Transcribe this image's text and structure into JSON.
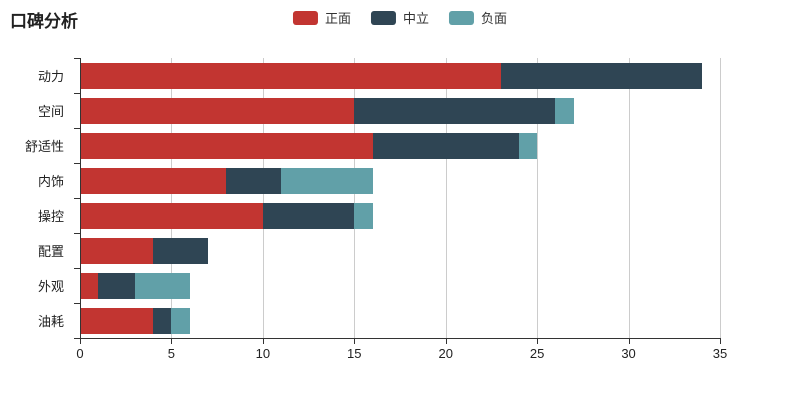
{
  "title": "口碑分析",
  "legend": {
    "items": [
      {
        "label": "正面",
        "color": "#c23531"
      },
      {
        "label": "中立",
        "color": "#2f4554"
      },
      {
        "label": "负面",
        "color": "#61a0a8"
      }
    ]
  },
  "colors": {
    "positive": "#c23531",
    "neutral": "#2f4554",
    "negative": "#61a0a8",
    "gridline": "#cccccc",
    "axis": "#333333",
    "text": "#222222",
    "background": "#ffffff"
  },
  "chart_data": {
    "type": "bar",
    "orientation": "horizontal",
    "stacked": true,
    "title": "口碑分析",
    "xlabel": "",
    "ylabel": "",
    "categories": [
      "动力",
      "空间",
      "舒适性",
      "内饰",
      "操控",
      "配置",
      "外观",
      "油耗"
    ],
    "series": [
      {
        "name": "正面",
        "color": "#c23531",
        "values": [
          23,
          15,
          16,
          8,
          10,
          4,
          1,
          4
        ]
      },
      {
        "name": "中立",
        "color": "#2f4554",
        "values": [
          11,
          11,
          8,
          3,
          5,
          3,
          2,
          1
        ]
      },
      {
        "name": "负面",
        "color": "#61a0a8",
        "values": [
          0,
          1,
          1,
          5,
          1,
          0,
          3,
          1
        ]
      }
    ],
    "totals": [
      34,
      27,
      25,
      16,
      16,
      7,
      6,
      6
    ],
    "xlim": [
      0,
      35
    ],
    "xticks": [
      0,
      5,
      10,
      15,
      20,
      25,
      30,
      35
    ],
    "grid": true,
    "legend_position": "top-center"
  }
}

§

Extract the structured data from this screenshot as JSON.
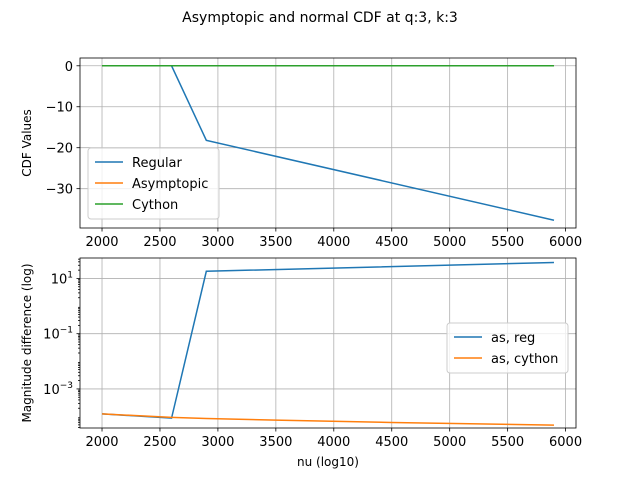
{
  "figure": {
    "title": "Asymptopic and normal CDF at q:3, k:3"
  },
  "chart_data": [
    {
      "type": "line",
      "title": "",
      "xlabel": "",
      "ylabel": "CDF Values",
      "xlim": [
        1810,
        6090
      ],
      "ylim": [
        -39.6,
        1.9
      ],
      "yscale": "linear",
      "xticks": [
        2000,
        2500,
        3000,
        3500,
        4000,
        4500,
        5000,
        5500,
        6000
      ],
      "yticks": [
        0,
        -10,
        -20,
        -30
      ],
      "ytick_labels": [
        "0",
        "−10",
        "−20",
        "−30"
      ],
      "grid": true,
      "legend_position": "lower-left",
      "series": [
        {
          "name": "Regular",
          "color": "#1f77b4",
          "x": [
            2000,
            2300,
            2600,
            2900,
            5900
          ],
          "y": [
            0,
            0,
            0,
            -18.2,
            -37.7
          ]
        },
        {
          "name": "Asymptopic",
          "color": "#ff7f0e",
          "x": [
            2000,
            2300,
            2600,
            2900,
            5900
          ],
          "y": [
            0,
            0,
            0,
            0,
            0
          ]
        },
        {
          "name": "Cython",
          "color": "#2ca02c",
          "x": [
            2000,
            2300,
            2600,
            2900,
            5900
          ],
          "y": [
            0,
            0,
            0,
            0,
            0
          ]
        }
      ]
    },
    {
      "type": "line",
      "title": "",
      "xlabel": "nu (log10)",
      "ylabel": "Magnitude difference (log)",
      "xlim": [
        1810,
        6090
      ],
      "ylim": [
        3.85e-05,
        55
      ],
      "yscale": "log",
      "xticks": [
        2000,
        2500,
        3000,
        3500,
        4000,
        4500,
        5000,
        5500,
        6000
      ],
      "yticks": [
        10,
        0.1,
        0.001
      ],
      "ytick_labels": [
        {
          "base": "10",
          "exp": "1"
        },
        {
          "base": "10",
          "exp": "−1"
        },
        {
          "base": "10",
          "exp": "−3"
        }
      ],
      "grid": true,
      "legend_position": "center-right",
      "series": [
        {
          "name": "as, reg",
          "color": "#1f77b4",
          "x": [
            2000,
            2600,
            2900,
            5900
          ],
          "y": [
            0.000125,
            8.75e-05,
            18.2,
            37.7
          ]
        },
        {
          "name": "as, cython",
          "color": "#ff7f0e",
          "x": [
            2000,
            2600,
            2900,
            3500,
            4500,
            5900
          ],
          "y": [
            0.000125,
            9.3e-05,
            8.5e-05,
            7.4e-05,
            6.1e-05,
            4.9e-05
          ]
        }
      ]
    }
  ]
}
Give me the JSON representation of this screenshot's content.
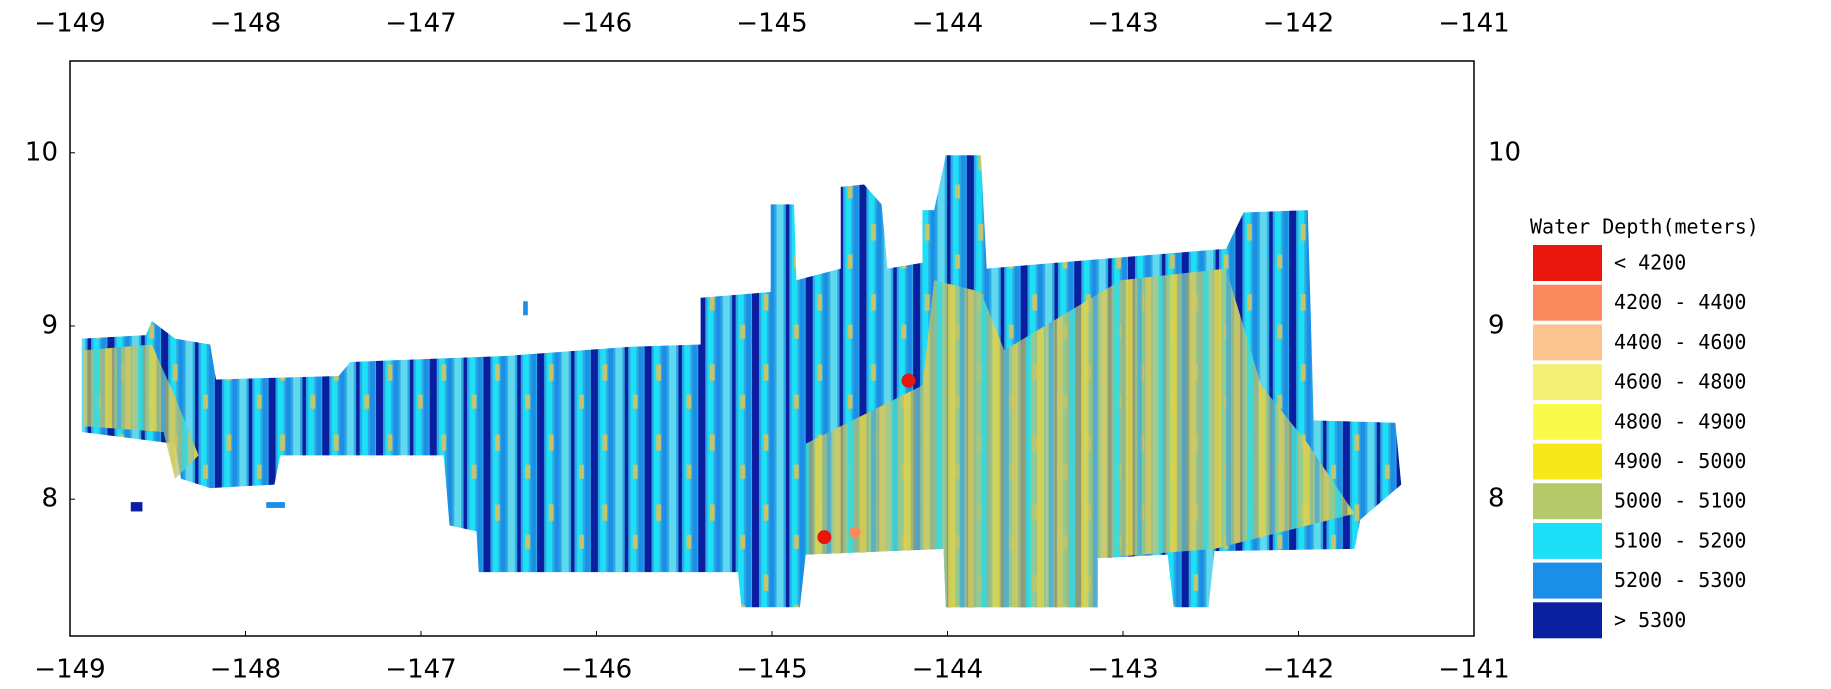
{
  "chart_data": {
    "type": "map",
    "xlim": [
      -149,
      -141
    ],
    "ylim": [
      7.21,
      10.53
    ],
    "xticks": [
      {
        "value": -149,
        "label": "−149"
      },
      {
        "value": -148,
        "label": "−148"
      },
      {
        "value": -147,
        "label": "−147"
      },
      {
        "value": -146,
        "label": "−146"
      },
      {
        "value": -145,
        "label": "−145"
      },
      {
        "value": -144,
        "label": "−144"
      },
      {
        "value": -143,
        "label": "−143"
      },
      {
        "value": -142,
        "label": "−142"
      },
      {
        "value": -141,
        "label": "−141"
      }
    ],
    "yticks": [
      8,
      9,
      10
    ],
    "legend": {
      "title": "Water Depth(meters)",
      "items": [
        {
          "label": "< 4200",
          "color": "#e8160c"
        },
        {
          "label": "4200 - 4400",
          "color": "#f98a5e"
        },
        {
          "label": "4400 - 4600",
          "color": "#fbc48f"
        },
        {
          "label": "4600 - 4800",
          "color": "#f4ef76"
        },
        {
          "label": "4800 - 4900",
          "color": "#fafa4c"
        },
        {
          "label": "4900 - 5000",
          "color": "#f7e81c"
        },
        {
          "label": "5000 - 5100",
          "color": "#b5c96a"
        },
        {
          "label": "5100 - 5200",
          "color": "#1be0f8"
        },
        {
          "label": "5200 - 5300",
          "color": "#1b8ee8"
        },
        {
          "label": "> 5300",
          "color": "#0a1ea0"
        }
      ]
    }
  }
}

§

The problem
Pick out each line that holds the string "type".

Exercise response
    "type": "bar",
      "type": "line",
      "type": "line",
    "type": "map",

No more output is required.